Given exercise 1 → Find every amount of money in the transcript below that is stated in "bucks," and list each one as it appears.
Given exercise 2 → Return the passage of the transcript starting at "John: Yeah, that’s" and ending at "they’re this big.", copied word for word.

Extract →
※
Wade: Yeah. Think about it the same way that I think about how drones started.

John: Yeah, that’s a good one.

Wade: When drones first started, they were horrifically expensive. They were huge, you know, And it was basically like it was a remote control airplane, you know what I mean? And but now the technology has gotten so, so far advanced. We have put on it. You can have these huge high def cameras on them. And they’re this big.

John: They’re crazy.

Wade: Yeah, it’s insane. The technology is only going to get harder to regulate, not easier.

John: Yeah, it’s funny. That’s an interesting crossover. Like I said, from my aviation side, it was 2016, 17 and 18. I did a lot of writing on drones because that was a real hot button issue because the FAA had no idea how to handle these things because they were selling at I mean, I don’t remember the stats, but I mean, it was hundreds of thousands a month that DJI was selling. And yeah, the technology is unreal. And the same exact technology, not the exact technology, but those trends, I mean, that’s what’s going on with additive manufacturing, which is 3D printing. And one of the really cool trends, I don’t know if you follow that stuff, but is actual metal additive manufacturing. So basically what it is, is it takes a Tig welder and it does the same thing. So you could build up a frame, an actual metal frame, and it uses same process of as the filament, except for it’s doing beads of weld and it gives you this perfect product. It’s just building up, stacking up beads of welding one on top of another, and you can change the infill quality, which would be, is it a hollow design or is it completely full? So that nullifies gun control because an average guy like me can buy an ender three for 170 bucks and next year that’s going to be a hundred bucks. And then next year it’ll be even cheaper. And then the ones that are 500 now will be 250 next year. And you can do it all from your phone with those. So for a thousand bucks, you can have five printers going, producing five lowers a day. So yeah, I think that’s where it’s at. And every passing year just makes it better for the two way community. I mean, it really is an incredible movement. If you follow any of the guys like Defcad. Mr.. Snow makes control alt PPU, everyone should. It is even if you never plan on printing your own firearms or firearm components. It’s just such a cool thing to see these guys what they’re coming up with.

Wade: Well, and I think what it’s going to do is it’s going to force a real and maybe look, I’m always very idealistic about two a and so where we’re going and I would like to think it’s going to force a real debate, right? Because right now the debate is just not your normal people who practice self-defense. Who. Basically our favor of to a that will actually tell you this is why I’m in favor of it. The national figures, there’s one side that they pair at one point, the other side pairs the other point and yell at each other and the rest of us are just like, okay, whatever. Yeah. But the actual think it’s going to force a real debate where it’s going to say, look like you’re not going to be able to regulate it. But here’s why. Here’s why it’s not as important that you do. And this is the meaning behind it. And these are the stats. Like if you look at the stats, if you don’t cherry pick the stats, the percentage of challenges with regards to firearms based upon the number of firearms that are out there is really small compared to other things that we deal with on a daily basis. Like a car. Oh yeah. Like cars for. Oh, cars.
※
Data supplied →
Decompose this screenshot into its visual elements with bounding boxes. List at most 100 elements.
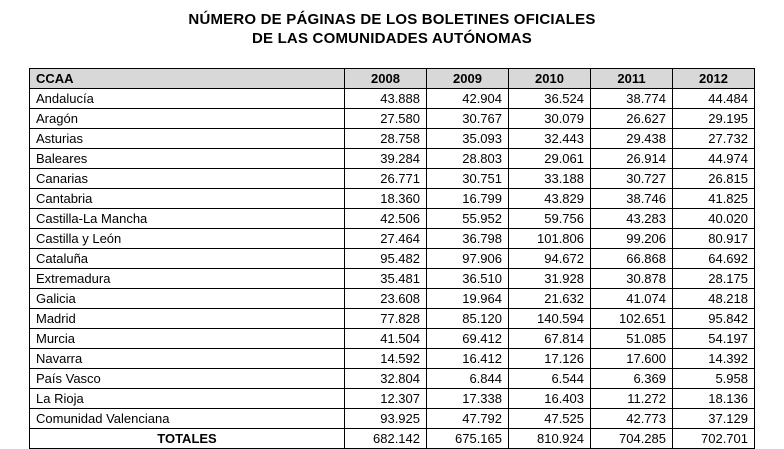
value-cell: 77.828: [344, 308, 427, 329]
value-cell: 27.580: [344, 108, 427, 129]
value-cell: 102.651: [590, 308, 673, 329]
value-cell: 48.218: [672, 288, 755, 309]
value-cell: 14.392: [672, 348, 755, 369]
ccaa-cell: Baleares: [29, 148, 345, 169]
value-cell: 29.438: [590, 128, 673, 149]
table-row: Madrid 77.828 85.120 140.594 102.651 95.842: [29, 308, 755, 329]
boletines-table: CCAA 2008 2009 2010 2011 2012 Andalucía 4…: [29, 68, 755, 449]
ccaa-cell: Asturias: [29, 128, 345, 149]
value-cell: 41.074: [590, 288, 673, 309]
value-cell: 30.878: [590, 268, 673, 289]
value-cell: 42.506: [344, 208, 427, 229]
value-cell: 36.510: [426, 268, 509, 289]
value-cell: 5.958: [672, 368, 755, 389]
value-cell: 28.758: [344, 128, 427, 149]
ccaa-cell: País Vasco: [29, 368, 345, 389]
value-cell: 64.692: [672, 248, 755, 269]
value-cell: 40.020: [672, 208, 755, 229]
value-cell: 14.592: [344, 348, 427, 369]
value-cell: 28.175: [672, 268, 755, 289]
value-cell: 31.928: [508, 268, 591, 289]
value-cell: 35.093: [426, 128, 509, 149]
column-header-2011: 2011: [590, 68, 673, 89]
value-cell: 6.544: [508, 368, 591, 389]
totals-value-2012: 702.701: [672, 428, 755, 449]
value-cell: 16.403: [508, 388, 591, 409]
table-row: Canarias 26.771 30.751 33.188 30.727 26.815: [29, 168, 755, 189]
totals-row: TOTALES 682.142 675.165 810.924 704.285 …: [29, 428, 755, 449]
value-cell: 43.888: [344, 88, 427, 109]
value-cell: 47.525: [508, 408, 591, 429]
value-cell: 94.672: [508, 248, 591, 269]
value-cell: 6.369: [590, 368, 673, 389]
value-cell: 42.773: [590, 408, 673, 429]
value-cell: 30.727: [590, 168, 673, 189]
title-line-1: NÚMERO DE PÁGINAS DE LOS BOLETINES OFICI…: [188, 11, 596, 28]
value-cell: 140.594: [508, 308, 591, 329]
value-cell: 30.079: [508, 108, 591, 129]
table-row: Asturias 28.758 35.093 32.443 29.438 27.732: [29, 128, 755, 149]
value-cell: 95.482: [344, 248, 427, 269]
table-row: Aragón 27.580 30.767 30.079 26.627 29.195: [29, 108, 755, 129]
ccaa-cell: Madrid: [29, 308, 345, 329]
value-cell: 101.806: [508, 228, 591, 249]
value-cell: 6.844: [426, 368, 509, 389]
value-cell: 26.815: [672, 168, 755, 189]
table-row: País Vasco 32.804 6.844 6.544 6.369 5.958: [29, 368, 755, 389]
value-cell: 69.412: [426, 328, 509, 349]
value-cell: 35.481: [344, 268, 427, 289]
table-row: Cantabria 18.360 16.799 43.829 38.746 41.825: [29, 188, 755, 209]
value-cell: 93.925: [344, 408, 427, 429]
value-cell: 26.627: [590, 108, 673, 129]
value-cell: 32.804: [344, 368, 427, 389]
value-cell: 54.197: [672, 328, 755, 349]
column-header-2010: 2010: [508, 68, 591, 89]
value-cell: 51.085: [590, 328, 673, 349]
value-cell: 18.360: [344, 188, 427, 209]
value-cell: 44.484: [672, 88, 755, 109]
value-cell: 19.964: [426, 288, 509, 309]
value-cell: 67.814: [508, 328, 591, 349]
ccaa-cell: Navarra: [29, 348, 345, 369]
value-cell: 17.126: [508, 348, 591, 369]
value-cell: 42.904: [426, 88, 509, 109]
value-cell: 16.412: [426, 348, 509, 369]
value-cell: 11.272: [590, 388, 673, 409]
table-body: Andalucía 43.888 42.904 36.524 38.774 44.484 A…: [29, 88, 755, 429]
value-cell: 26.771: [344, 168, 427, 189]
table-row: Extremadura 35.481 36.510 31.928 30.878 28.17…: [29, 268, 755, 289]
value-cell: 99.206: [590, 228, 673, 249]
column-header-2009: 2009: [426, 68, 509, 89]
table-row: Baleares 39.284 28.803 29.061 26.914 44.974: [29, 148, 755, 169]
value-cell: 30.751: [426, 168, 509, 189]
column-header-2012: 2012: [672, 68, 755, 89]
page: NÚMERO DE PÁGINAS DE LOS BOLETINES OFICI…: [29, 0, 755, 449]
value-cell: 17.338: [426, 388, 509, 409]
value-cell: 29.195: [672, 108, 755, 129]
value-cell: 47.792: [426, 408, 509, 429]
value-cell: 30.767: [426, 108, 509, 129]
value-cell: 41.825: [672, 188, 755, 209]
value-cell: 38.746: [590, 188, 673, 209]
value-cell: 33.188: [508, 168, 591, 189]
column-header-2008: 2008: [344, 68, 427, 89]
ccaa-cell: Murcia: [29, 328, 345, 349]
table-row: Comunidad Valenciana 93.925 47.792 47.525 42…: [29, 408, 755, 429]
value-cell: 26.914: [590, 148, 673, 169]
ccaa-cell: Extremadura: [29, 268, 345, 289]
value-cell: 80.917: [672, 228, 755, 249]
totals-value-2010: 810.924: [508, 428, 591, 449]
value-cell: 17.600: [590, 348, 673, 369]
value-cell: 43.829: [508, 188, 591, 209]
value-cell: 27.464: [344, 228, 427, 249]
ccaa-cell: Canarias: [29, 168, 345, 189]
ccaa-cell: Galicia: [29, 288, 345, 309]
title-line-2: DE LAS COMUNIDADES AUTÓNOMAS: [251, 30, 533, 47]
table-row: Castilla-La Mancha 42.506 55.952 59.756 43.2…: [29, 208, 755, 229]
ccaa-cell: Andalucía: [29, 88, 345, 109]
column-header-ccaa: CCAA: [29, 68, 345, 89]
value-cell: 37.129: [672, 408, 755, 429]
totals-value-2008: 682.142: [344, 428, 427, 449]
value-cell: 44.974: [672, 148, 755, 169]
table-row: Andalucía 43.888 42.904 36.524 38.774 44.484: [29, 88, 755, 109]
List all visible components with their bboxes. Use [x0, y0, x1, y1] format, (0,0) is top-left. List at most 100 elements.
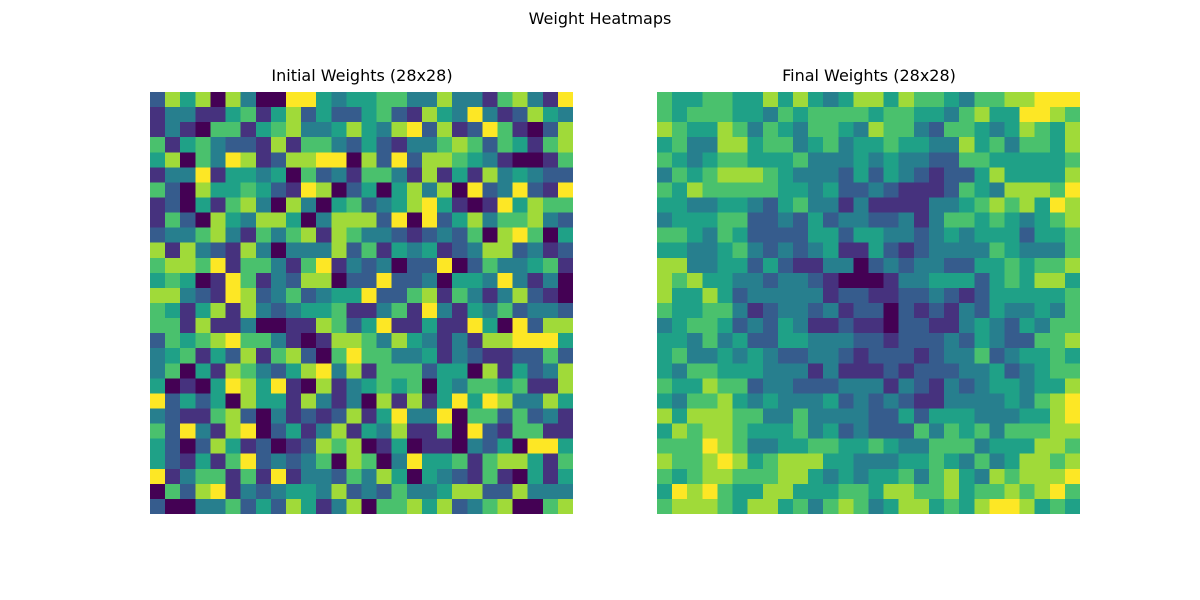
heatmap-cell: [883, 212, 900, 228]
heatmap-cell: [898, 318, 915, 334]
heatmap-cell: [285, 122, 302, 138]
heatmap-cell: [823, 438, 839, 455]
heatmap-cell: [959, 287, 975, 304]
heatmap-cell: [270, 272, 287, 289]
heatmap-cell: [527, 393, 544, 409]
heatmap-cell: [285, 257, 302, 274]
heatmap-cell: [316, 272, 332, 289]
heatmap-cell: [210, 167, 226, 183]
heatmap-cell: [482, 197, 498, 213]
heatmap-cell: [928, 272, 945, 289]
heatmap-cell: [527, 227, 544, 244]
heatmap-cell: [437, 122, 453, 138]
heatmap-cell: [391, 152, 408, 168]
heatmap-cell: [406, 378, 423, 394]
heatmap-cell: [717, 423, 733, 439]
heatmap-cell: [898, 408, 915, 424]
heatmap-cell: [285, 107, 302, 123]
heatmap-cell: [255, 348, 272, 364]
heatmap-cell: [542, 167, 559, 183]
heatmap-cell: [913, 348, 930, 364]
heatmap-cell: [165, 92, 181, 108]
heatmap-cell: [883, 107, 900, 123]
heatmap-cell: [898, 468, 915, 485]
heatmap-cell: [989, 363, 1005, 379]
heatmap-cell: [437, 348, 453, 364]
heatmap-cell: [421, 257, 438, 274]
heatmap-cell: [868, 408, 884, 424]
heatmap-cell: [702, 393, 718, 409]
heatmap-cell: [853, 453, 869, 470]
heatmap-cell: [883, 348, 900, 364]
heatmap-cell: [1049, 423, 1066, 439]
heatmap-cell: [195, 152, 211, 168]
heatmap-cell: [497, 242, 513, 259]
heatmap-cell: [421, 453, 438, 470]
heatmap-cell: [180, 137, 196, 153]
heatmap-cell: [150, 212, 166, 228]
heatmap-cell: [1019, 182, 1035, 198]
heatmap-cell: [717, 468, 733, 485]
heatmap-cell: [868, 287, 884, 304]
heatmap-cell: [792, 423, 809, 439]
heatmap-cell: [944, 107, 960, 123]
heatmap-cell: [497, 363, 513, 379]
heatmap-cell: [225, 212, 241, 228]
heatmap-cell: [1064, 423, 1080, 439]
heatmap-cell: [361, 423, 377, 439]
heatmap-cell: [301, 303, 317, 319]
heatmap-cell: [391, 227, 408, 244]
heatmap-cell: [747, 318, 764, 334]
heatmap-cell: [732, 212, 748, 228]
heatmap-cell: [406, 483, 423, 500]
heatmap-cell: [717, 483, 733, 500]
heatmap-cell: [180, 498, 196, 514]
heatmap-cell: [747, 408, 764, 424]
heatmap-cell: [1064, 167, 1080, 183]
heatmap-cell: [672, 423, 688, 439]
heatmap-cell: [180, 378, 196, 394]
heatmap-cell: [959, 182, 975, 198]
heatmap-cell: [974, 272, 990, 289]
heatmap-cell: [928, 242, 945, 259]
heatmap-cell: [542, 92, 559, 108]
heatmap-cell: [1019, 468, 1035, 485]
heatmap-cell: [482, 303, 498, 319]
heatmap-cell: [255, 363, 272, 379]
heatmap-cell: [989, 483, 1005, 500]
heatmap-cell: [316, 242, 332, 259]
heatmap-cell: [195, 378, 211, 394]
heatmap-cell: [808, 498, 824, 514]
heatmap-cell: [497, 348, 513, 364]
heatmap-cell: [762, 242, 779, 259]
heatmap-cell: [777, 438, 794, 455]
heatmap-cell: [989, 378, 1005, 394]
heatmap-cell: [557, 257, 573, 274]
heatmap-cell: [913, 152, 930, 168]
heatmap-cell: [467, 92, 483, 108]
heatmap-cell: [542, 272, 559, 289]
heatmap-cell: [687, 257, 703, 274]
heatmap-cell: [672, 333, 688, 349]
heatmap-cell: [928, 423, 945, 439]
heatmap-cell: [657, 182, 673, 198]
heatmap-cell: [823, 378, 839, 394]
heatmap-cell: [421, 212, 438, 228]
heatmap-cell: [452, 107, 468, 123]
heatmap-cell: [255, 272, 272, 289]
heatmap-cell: [270, 408, 287, 424]
heatmap-cell: [195, 468, 211, 485]
heatmap-cell: [717, 378, 733, 394]
heatmap-cell: [452, 378, 468, 394]
heatmap-cell: [452, 423, 468, 439]
heatmap-cell: [210, 227, 226, 244]
heatmap-cell: [165, 212, 181, 228]
heatmap-cell: [792, 287, 809, 304]
final-weights-heatmap: [657, 92, 1080, 514]
heatmap-cell: [974, 242, 990, 259]
heatmap-cell: [527, 182, 544, 198]
heatmap-cell: [285, 348, 302, 364]
heatmap-cell: [165, 122, 181, 138]
heatmap-cell: [672, 318, 688, 334]
heatmap-cell: [346, 107, 362, 123]
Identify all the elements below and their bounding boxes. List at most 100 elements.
※
Output 1 →
170 bucks
a hundred bucks
a thousand bucks

Output 2 →
John: Yeah, that’s a good one.

Wade: When drones first started, they were horrifically expensive. They were huge, you know, And it was basically like it was a remote control airplane, you know what I mean? And but now the technology has gotten so, so far advanced. We have put on it. You can have these huge high def cameras on them. And they’re this big.